Start of EXTRACTED DATA
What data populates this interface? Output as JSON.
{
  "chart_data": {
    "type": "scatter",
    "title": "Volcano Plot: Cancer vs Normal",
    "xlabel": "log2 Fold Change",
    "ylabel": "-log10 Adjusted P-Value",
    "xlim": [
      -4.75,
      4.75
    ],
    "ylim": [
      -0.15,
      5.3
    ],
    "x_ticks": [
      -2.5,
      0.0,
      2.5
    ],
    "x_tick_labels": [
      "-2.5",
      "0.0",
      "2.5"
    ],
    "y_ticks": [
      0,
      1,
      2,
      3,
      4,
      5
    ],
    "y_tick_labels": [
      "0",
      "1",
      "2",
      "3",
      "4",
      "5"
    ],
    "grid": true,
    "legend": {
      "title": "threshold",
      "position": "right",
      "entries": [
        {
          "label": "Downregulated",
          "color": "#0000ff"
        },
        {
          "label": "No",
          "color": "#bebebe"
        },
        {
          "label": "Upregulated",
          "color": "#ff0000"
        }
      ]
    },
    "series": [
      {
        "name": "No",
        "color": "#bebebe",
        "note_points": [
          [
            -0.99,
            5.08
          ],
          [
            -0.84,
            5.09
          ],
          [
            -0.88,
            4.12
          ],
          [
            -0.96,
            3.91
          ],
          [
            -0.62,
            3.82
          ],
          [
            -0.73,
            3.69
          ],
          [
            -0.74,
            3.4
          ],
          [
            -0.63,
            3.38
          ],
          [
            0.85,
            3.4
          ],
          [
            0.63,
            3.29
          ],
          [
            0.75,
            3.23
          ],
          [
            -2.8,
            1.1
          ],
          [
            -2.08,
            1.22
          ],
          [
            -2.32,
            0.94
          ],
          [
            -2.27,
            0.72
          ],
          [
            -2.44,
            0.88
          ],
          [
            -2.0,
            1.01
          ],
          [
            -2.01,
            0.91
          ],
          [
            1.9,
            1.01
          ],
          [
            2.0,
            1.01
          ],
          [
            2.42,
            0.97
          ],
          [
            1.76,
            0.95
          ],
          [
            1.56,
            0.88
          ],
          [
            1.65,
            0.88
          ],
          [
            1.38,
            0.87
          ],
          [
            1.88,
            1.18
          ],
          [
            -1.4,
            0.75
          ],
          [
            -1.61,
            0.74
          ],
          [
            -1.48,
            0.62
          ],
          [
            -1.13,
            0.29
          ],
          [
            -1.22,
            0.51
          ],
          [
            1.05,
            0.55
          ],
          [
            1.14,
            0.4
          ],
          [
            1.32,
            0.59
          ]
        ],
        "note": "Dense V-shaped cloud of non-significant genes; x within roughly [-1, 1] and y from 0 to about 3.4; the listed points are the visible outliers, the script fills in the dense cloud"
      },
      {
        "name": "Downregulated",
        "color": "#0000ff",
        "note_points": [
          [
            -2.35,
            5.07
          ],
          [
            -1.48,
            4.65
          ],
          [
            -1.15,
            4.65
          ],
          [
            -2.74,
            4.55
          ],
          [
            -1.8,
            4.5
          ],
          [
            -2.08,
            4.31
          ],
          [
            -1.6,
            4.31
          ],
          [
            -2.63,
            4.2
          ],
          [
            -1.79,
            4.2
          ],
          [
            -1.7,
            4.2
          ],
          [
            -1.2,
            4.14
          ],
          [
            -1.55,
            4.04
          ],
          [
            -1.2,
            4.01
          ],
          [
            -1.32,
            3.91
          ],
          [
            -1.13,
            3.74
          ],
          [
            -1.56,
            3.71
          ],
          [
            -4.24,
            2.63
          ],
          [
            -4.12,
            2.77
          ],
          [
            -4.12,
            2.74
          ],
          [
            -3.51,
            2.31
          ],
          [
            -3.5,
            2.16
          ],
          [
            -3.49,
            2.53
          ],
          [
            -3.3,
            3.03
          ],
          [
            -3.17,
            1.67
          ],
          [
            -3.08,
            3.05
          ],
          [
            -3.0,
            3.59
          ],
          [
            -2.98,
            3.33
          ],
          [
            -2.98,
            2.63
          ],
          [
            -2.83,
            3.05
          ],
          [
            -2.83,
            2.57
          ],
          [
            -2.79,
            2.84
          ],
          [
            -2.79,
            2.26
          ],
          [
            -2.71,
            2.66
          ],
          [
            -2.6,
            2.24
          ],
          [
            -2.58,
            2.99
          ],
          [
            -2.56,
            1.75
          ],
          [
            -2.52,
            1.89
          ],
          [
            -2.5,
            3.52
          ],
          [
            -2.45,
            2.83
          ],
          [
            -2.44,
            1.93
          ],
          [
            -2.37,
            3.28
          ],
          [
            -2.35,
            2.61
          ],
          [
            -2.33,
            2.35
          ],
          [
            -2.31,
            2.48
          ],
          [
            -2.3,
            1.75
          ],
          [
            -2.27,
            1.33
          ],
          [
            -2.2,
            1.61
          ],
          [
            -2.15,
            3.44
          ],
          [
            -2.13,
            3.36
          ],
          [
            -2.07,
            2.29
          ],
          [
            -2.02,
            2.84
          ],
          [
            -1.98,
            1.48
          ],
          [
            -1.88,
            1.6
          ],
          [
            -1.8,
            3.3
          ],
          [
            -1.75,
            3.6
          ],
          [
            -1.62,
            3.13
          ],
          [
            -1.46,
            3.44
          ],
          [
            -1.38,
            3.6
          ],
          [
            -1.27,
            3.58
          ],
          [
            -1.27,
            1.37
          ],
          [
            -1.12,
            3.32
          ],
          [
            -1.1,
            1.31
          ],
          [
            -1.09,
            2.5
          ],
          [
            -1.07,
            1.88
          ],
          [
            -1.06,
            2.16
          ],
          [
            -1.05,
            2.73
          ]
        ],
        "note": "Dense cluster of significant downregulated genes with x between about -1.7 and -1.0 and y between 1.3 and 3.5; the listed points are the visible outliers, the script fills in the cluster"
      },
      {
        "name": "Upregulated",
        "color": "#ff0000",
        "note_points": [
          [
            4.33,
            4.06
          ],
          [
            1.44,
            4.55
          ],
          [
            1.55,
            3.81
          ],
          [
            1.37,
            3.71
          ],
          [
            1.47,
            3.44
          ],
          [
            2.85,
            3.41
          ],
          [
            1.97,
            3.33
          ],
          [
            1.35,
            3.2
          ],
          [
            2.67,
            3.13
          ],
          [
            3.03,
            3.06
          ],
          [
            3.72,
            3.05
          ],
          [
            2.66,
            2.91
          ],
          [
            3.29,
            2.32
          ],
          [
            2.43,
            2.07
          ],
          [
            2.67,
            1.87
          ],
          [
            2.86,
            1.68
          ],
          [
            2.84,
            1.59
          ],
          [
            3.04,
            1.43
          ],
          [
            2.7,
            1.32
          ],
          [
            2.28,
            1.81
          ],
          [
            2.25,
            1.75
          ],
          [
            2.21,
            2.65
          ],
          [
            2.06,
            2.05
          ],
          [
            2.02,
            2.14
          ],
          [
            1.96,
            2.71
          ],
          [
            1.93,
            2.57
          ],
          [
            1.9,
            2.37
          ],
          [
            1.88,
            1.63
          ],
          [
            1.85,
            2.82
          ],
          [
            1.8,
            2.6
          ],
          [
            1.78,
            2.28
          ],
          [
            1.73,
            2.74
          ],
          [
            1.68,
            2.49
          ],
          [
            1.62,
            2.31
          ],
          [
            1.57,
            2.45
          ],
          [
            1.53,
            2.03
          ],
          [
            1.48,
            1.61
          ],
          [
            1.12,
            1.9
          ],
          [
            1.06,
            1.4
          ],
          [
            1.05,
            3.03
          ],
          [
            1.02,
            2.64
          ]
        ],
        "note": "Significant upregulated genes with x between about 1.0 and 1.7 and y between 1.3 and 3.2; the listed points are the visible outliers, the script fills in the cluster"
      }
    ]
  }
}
End of EXTRACTED DATA
*HOW TO COMPLETE THIS TASK*
Start at the first line and transcribe the data exactly through the last.

*EXERCISE OUTPUT*
What data populates this interface? Output as JSON.
{
  "chart_data": {
    "type": "scatter",
    "title": "Volcano Plot: Cancer vs Normal",
    "xlabel": "log2 Fold Change",
    "ylabel": "-log10 Adjusted P-Value",
    "xlim": [
      -4.75,
      4.75
    ],
    "ylim": [
      -0.15,
      5.3
    ],
    "x_ticks": [
      -2.5,
      0.0,
      2.5
    ],
    "x_tick_labels": [
      "-2.5",
      "0.0",
      "2.5"
    ],
    "y_ticks": [
      0,
      1,
      2,
      3,
      4,
      5
    ],
    "y_tick_labels": [
      "0",
      "1",
      "2",
      "3",
      "4",
      "5"
    ],
    "grid": true,
    "legend": {
      "title": "threshold",
      "position": "right",
      "entries": [
        {
          "label": "Downregulated",
          "color": "#0000ff"
        },
        {
          "label": "No",
          "color": "#bebebe"
        },
        {
          "label": "Upregulated",
          "color": "#ff0000"
        }
      ]
    },
    "series": [
      {
        "name": "No",
        "color": "#bebebe",
        "note_points": [
          [
            -0.99,
            5.08
          ],
          [
            -0.84,
            5.09
          ],
          [
            -0.88,
            4.12
          ],
          [
            -0.96,
            3.91
          ],
          [
            -0.62,
            3.82
          ],
          [
            -0.73,
            3.69
          ],
          [
            -0.74,
            3.4
          ],
          [
            -0.63,
            3.38
          ],
          [
            0.85,
            3.4
          ],
          [
            0.63,
            3.29
          ],
          [
            0.75,
            3.23
          ],
          [
            -2.8,
            1.1
          ],
          [
            -2.08,
            1.22
          ],
          [
            -2.32,
            0.94
          ],
          [
            -2.27,
            0.72
          ],
          [
            -2.44,
            0.88
          ],
          [
            -2.0,
            1.01
          ],
          [
            -2.01,
            0.91
          ],
          [
            1.9,
            1.01
          ],
          [
            2.0,
            1.01
          ],
          [
            2.42,
            0.97
          ],
          [
            1.76,
            0.95
          ],
          [
            1.56,
            0.88
          ],
          [
            1.65,
            0.88
          ],
          [
            1.38,
            0.87
          ],
          [
            1.88,
            1.18
          ],
          [
            -1.4,
            0.75
          ],
          [
            -1.61,
            0.74
          ],
          [
            -1.48,
            0.62
          ],
          [
            -1.13,
            0.29
          ],
          [
            -1.22,
            0.51
          ],
          [
            1.05,
            0.55
          ],
          [
            1.14,
            0.4
          ],
          [
            1.32,
            0.59
          ]
        ],
        "note": "Dense V-shaped cloud of non-significant genes; x within roughly [-1, 1] and y from 0 to about 3.4; the listed points are the visible outliers, the script fills in the dense cloud"
      },
      {
        "name": "Downregulated",
        "color": "#0000ff",
        "note_points": [
          [
            -2.35,
            5.07
          ],
          [
            -1.48,
            4.65
          ],
          [
            -1.15,
            4.65
          ],
          [
            -2.74,
            4.55
          ],
          [
            -1.8,
            4.5
          ],
          [
            -2.08,
            4.31
          ],
          [
            -1.6,
            4.31
          ],
          [
            -2.63,
            4.2
          ],
          [
            -1.79,
            4.2
          ],
          [
            -1.7,
            4.2
          ],
          [
            -1.2,
            4.14
          ],
          [
            -1.55,
            4.04
          ],
          [
            -1.2,
            4.01
          ],
          [
            -1.32,
            3.91
          ],
          [
            -1.13,
            3.74
          ],
          [
            -1.56,
            3.71
          ],
          [
            -4.24,
            2.63
          ],
          [
            -4.12,
            2.77
          ],
          [
            -4.12,
            2.74
          ],
          [
            -3.51,
            2.31
          ],
          [
            -3.5,
            2.16
          ],
          [
            -3.49,
            2.53
          ],
          [
            -3.3,
            3.03
          ],
          [
            -3.17,
            1.67
          ],
          [
            -3.08,
            3.05
          ],
          [
            -3.0,
            3.59
          ],
          [
            -2.98,
            3.33
          ],
          [
            -2.98,
            2.63
          ],
          [
            -2.83,
            3.05
          ],
          [
            -2.83,
            2.57
          ],
          [
            -2.79,
            2.84
          ],
          [
            -2.79,
            2.26
          ],
          [
            -2.71,
            2.66
          ],
          [
            -2.6,
            2.24
          ],
          [
            -2.58,
            2.99
          ],
          [
            -2.56,
            1.75
          ],
          [
            -2.52,
            1.89
          ],
          [
            -2.5,
            3.52
          ],
          [
            -2.45,
            2.83
          ],
          [
            -2.44,
            1.93
          ],
          [
            -2.37,
            3.28
          ],
          [
            -2.35,
            2.61
          ],
          [
            -2.33,
            2.35
          ],
          [
            -2.31,
            2.48
          ],
          [
            -2.3,
            1.75
          ],
          [
            -2.27,
            1.33
          ],
          [
            -2.2,
            1.61
          ],
          [
            -2.15,
            3.44
          ],
          [
            -2.13,
            3.36
          ],
          [
            -2.07,
            2.29
          ],
          [
            -2.02,
            2.84
          ],
          [
            -1.98,
            1.48
          ],
          [
            -1.88,
            1.6
          ],
          [
            -1.8,
            3.3
          ],
          [
            -1.75,
            3.6
          ],
          [
            -1.62,
            3.13
          ],
          [
            -1.46,
            3.44
          ],
          [
            -1.38,
            3.6
          ],
          [
            -1.27,
            3.58
          ],
          [
            -1.27,
            1.37
          ],
          [
            -1.12,
            3.32
          ],
          [
            -1.1,
            1.31
          ],
          [
            -1.09,
            2.5
          ],
          [
            -1.07,
            1.88
          ],
          [
            -1.06,
            2.16
          ],
          [
            -1.05,
            2.73
          ]
        ],
        "note": "Dense cluster of significant downregulated genes with x between about -1.7 and -1.0 and y between 1.3 and 3.5; the listed points are the visible outliers, the script fills in the cluster"
      },
      {
        "name": "Upregulated",
        "color": "#ff0000",
        "note_points": [
          [
            4.33,
            4.06
          ],
          [
            1.44,
            4.55
          ],
          [
            1.55,
            3.81
          ],
          [
            1.37,
            3.71
          ],
          [
            1.47,
            3.44
          ],
          [
            2.85,
            3.41
          ],
          [
            1.97,
            3.33
          ],
          [
            1.35,
            3.2
          ],
          [
            2.67,
            3.13
          ],
          [
            3.03,
            3.06
          ],
          [
            3.72,
            3.05
          ],
          [
            2.66,
            2.91
          ],
          [
            3.29,
            2.32
          ],
          [
            2.43,
            2.07
          ],
          [
            2.67,
            1.87
          ],
          [
            2.86,
            1.68
          ],
          [
            2.84,
            1.59
          ],
          [
            3.04,
            1.43
          ],
          [
            2.7,
            1.32
          ],
          [
            2.28,
            1.81
          ],
          [
            2.25,
            1.75
          ],
          [
            2.21,
            2.65
          ],
          [
            2.06,
            2.05
          ],
          [
            2.02,
            2.14
          ],
          [
            1.96,
            2.71
          ],
          [
            1.93,
            2.57
          ],
          [
            1.9,
            2.37
          ],
          [
            1.88,
            1.63
          ],
          [
            1.85,
            2.82
          ],
          [
            1.8,
            2.6
          ],
          [
            1.78,
            2.28
          ],
          [
            1.73,
            2.74
          ],
          [
            1.68,
            2.49
          ],
          [
            1.62,
            2.31
          ],
          [
            1.57,
            2.45
          ],
          [
            1.53,
            2.03
          ],
          [
            1.48,
            1.61
          ],
          [
            1.12,
            1.9
          ],
          [
            1.06,
            1.4
          ],
          [
            1.05,
            3.03
          ],
          [
            1.02,
            2.64
          ]
        ],
        "note": "Significant upregulated genes with x between about 1.0 and 1.7 and y between 1.3 and 3.2; the listed points are the visible outliers, the script fills in the cluster"
      }
    ]
  }
}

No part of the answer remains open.